> EXERCISE DESCRIPTION
Select each line where the word "attention" appears.

[Stored records]
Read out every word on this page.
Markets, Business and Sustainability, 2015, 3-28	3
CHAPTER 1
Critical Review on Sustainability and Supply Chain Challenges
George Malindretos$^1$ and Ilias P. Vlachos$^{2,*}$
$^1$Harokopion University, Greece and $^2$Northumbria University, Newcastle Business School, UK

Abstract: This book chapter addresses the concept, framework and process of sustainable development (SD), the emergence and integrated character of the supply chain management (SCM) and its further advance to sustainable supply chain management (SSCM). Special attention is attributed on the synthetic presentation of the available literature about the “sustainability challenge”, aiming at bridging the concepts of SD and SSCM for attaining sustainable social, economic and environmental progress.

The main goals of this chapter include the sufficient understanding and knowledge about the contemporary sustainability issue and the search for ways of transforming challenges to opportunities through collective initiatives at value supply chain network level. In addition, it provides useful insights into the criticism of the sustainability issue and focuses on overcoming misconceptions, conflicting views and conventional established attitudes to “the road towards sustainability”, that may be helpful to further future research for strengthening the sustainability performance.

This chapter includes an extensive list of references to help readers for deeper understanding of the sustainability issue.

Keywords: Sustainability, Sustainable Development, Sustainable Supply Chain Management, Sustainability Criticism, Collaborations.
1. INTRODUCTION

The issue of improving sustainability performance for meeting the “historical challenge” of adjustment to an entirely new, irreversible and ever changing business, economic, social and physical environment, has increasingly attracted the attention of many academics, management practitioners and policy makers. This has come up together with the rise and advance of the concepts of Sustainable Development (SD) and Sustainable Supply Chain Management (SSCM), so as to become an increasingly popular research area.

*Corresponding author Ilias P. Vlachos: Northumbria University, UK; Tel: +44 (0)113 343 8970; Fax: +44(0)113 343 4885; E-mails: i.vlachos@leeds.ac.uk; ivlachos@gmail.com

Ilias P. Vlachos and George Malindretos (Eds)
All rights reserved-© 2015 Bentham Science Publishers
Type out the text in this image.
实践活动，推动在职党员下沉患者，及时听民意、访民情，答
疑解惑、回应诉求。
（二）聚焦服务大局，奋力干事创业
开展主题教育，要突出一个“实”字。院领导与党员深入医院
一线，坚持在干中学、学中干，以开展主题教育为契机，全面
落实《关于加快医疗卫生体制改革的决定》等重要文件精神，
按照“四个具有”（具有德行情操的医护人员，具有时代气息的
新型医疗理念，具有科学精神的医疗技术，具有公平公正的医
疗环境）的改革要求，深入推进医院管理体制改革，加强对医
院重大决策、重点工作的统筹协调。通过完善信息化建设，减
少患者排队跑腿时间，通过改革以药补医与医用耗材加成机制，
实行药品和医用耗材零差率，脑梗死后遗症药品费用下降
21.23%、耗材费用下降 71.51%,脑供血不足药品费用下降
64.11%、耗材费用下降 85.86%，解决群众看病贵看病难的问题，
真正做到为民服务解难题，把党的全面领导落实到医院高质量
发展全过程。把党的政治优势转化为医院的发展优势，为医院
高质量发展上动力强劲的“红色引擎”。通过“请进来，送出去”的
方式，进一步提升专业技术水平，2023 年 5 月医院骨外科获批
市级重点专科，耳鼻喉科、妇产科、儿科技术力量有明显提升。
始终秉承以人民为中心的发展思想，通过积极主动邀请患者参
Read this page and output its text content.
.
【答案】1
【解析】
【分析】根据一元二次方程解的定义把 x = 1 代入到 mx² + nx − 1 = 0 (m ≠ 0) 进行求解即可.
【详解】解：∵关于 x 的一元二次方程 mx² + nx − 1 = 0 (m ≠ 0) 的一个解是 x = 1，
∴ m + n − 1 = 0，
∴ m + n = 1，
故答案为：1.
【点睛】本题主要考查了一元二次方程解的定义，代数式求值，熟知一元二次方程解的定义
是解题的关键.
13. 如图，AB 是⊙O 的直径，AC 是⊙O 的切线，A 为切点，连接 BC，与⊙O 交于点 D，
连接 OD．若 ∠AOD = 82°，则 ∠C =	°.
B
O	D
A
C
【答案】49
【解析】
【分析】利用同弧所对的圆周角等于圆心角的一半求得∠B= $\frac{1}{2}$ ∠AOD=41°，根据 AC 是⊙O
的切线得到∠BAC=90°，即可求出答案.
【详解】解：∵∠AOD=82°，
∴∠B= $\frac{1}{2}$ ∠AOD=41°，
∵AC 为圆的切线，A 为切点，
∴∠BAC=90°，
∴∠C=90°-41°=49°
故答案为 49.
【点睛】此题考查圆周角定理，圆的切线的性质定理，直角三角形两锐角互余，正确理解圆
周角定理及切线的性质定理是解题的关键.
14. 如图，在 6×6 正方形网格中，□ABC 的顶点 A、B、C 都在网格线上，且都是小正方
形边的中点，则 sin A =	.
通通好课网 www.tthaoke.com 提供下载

> FULL RESPONSE
Abstract: This book chapter addresses the concept, framework and process of sustainable development (SD), the emergence and integrated character of the supply chain management (SCM) and its further advance to sustainable supply chain management (SSCM). Special attention is attributed on the synthetic presentation of the available literature about the “sustainability challenge”, aiming at bridging the concepts of SD and SSCM for attaining sustainable social, economic and environmental progress.
The issue of improving sustainability performance for meeting the “historical challenge” of adjustment to an entirely new, irreversible and ever changing business, economic, social and physical environment, has increasingly attracted the attention of many academics, management practitioners and policy makers. This has come up together with the rise and advance of the concepts of Sustainable Development (SD) and Sustainable Supply Chain Management (SSCM), so as to become an increasingly popular research area.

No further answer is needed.